**Source extract**
= Beginning of Section =

Not to be gross, but when you gotta blow, you gotta blow.
I’m with Breezy. If I had to excuse myself from polite company every time I needed to blow my nose, then polite company would see neither hide nor hair of me from March to November, nor in the presence of cats, dust, mold, etc.
I’m not willing to live like that. As long as no one’s getting anything on you, what’s the problem?
I’ll use a kleenex to keep my nose from actually dripping if I have a cold or something, but I NEVER blow in front of people…dining or not. It’s just gross. And that goes double for farting. Just get up and excuse yourself.
Honestly, the alternatives for some of us are making that godawful snorking-it-back-in noise, letting it flow onto the plates, or not being at the table at all. I take all kinds of allergy meds and I get allergy shots, and there’s still no stopping it sometimes. If I lean forward enough to pat the dog or pick up the saltshaker, snot WILL flow. (“Who moved the Kleenex box?!”, unlike “Who moved my cheese?”, is a purely practical question.)
When stepping away for a good cleansing honk is practical, I try to do that, but seating arrangements opften make that a hassle for everyone.
My eighth grade homeroom teacher used to make me step out into the hall to blow my nose. I was up and down constantly.
But I do try to keep used Kleenex out of sight, preferably in the pocket of my purse dedicated to snotrags.
There’s a big difference between dabbing some drippage and imitating a wounded moose. My dad used to blow loundly at the dinner table, and it was disgusting. I know it’s a perfectly natural occurrance, and I’ve been known to do so myself, but never at the table or where others might be eating. UGH.
I dunno, I get grossed out watching people eat chicken off of bones, but I don’t complain - I leave the table, if it’s that upsetting to me.
I think I can speak for all the allergy sufferers here when I say: It’s not like we’re blowing our noses in order to gross you out. Your aesthetic preferences as re: our nasal passages are not at the top of our priorities, especially when we’re battling sinusitis. Really, do you want us to eat at a separate table out of your earshot?
I’m pretty bashful about the nose blowing thing. Maybe if it’s just allergies and pretty light and tame I’ll let one fly but if I’ve got a cold and there’s going to be some real texture and resistance then hell yeah, I’m going to excuse myself to do that business.

= End of Section =

**Problem to work on**
Can you repeat, word for word, the part of the nose-blowing discussion that opens with the words "When stepping away" and closes with "and down constantly."?

Structured data from page parsing:
= Beginning of Section =

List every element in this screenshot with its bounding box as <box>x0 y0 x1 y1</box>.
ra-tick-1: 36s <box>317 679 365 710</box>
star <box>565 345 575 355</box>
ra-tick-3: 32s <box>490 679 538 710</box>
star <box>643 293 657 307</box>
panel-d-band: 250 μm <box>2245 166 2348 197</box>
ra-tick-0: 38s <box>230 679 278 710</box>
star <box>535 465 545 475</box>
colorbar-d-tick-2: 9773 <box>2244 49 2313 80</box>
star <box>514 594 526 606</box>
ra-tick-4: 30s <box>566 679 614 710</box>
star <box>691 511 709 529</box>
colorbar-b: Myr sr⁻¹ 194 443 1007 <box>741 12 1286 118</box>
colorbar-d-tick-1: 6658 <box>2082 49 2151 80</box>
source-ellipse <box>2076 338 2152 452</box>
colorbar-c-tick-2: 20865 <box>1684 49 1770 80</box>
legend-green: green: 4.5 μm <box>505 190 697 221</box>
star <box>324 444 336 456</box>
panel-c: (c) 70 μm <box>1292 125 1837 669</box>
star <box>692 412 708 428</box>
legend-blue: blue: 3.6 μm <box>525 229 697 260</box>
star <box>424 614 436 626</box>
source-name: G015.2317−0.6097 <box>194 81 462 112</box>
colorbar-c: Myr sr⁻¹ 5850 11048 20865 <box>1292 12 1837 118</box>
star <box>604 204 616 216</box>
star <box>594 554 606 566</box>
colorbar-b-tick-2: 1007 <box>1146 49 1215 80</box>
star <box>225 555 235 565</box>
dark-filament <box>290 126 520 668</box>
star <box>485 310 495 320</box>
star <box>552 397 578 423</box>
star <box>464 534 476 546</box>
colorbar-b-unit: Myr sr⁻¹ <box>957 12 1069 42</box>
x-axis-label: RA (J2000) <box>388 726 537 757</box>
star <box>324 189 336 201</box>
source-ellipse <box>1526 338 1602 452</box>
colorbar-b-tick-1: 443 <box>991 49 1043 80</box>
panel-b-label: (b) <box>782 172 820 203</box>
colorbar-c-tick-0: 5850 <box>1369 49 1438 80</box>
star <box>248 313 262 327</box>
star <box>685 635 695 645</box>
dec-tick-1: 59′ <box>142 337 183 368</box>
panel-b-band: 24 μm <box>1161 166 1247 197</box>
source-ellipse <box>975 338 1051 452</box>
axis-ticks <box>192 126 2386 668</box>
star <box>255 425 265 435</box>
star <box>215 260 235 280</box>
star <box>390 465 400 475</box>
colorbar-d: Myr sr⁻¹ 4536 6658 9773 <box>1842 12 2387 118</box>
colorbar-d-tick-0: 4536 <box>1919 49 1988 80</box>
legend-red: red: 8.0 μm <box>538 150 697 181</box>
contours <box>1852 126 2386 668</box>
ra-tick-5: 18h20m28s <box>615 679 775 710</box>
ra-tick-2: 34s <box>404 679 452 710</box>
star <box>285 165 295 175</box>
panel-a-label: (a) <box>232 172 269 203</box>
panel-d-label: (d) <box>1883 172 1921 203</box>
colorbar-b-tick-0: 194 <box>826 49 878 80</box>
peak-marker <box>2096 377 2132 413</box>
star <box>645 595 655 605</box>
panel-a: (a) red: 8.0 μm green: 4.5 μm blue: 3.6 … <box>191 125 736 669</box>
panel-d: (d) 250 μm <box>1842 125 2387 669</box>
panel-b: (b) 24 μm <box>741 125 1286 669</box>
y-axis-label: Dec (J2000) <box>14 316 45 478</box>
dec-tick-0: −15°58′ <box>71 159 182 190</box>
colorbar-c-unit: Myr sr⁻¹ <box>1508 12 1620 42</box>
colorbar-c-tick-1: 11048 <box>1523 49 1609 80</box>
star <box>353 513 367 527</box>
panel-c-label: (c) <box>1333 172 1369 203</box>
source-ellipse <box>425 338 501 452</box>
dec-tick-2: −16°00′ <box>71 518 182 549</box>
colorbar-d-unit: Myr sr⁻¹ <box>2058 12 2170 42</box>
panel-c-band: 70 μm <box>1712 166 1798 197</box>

= End of Section =

**Output below**
When stepping away for a good cleansing honk is practical, I try to do that, but seating arrangements opften make that a hassle for everyone.
My eighth grade homeroom teacher used to make me step out into the hall to blow my nose. I was up and down constantly.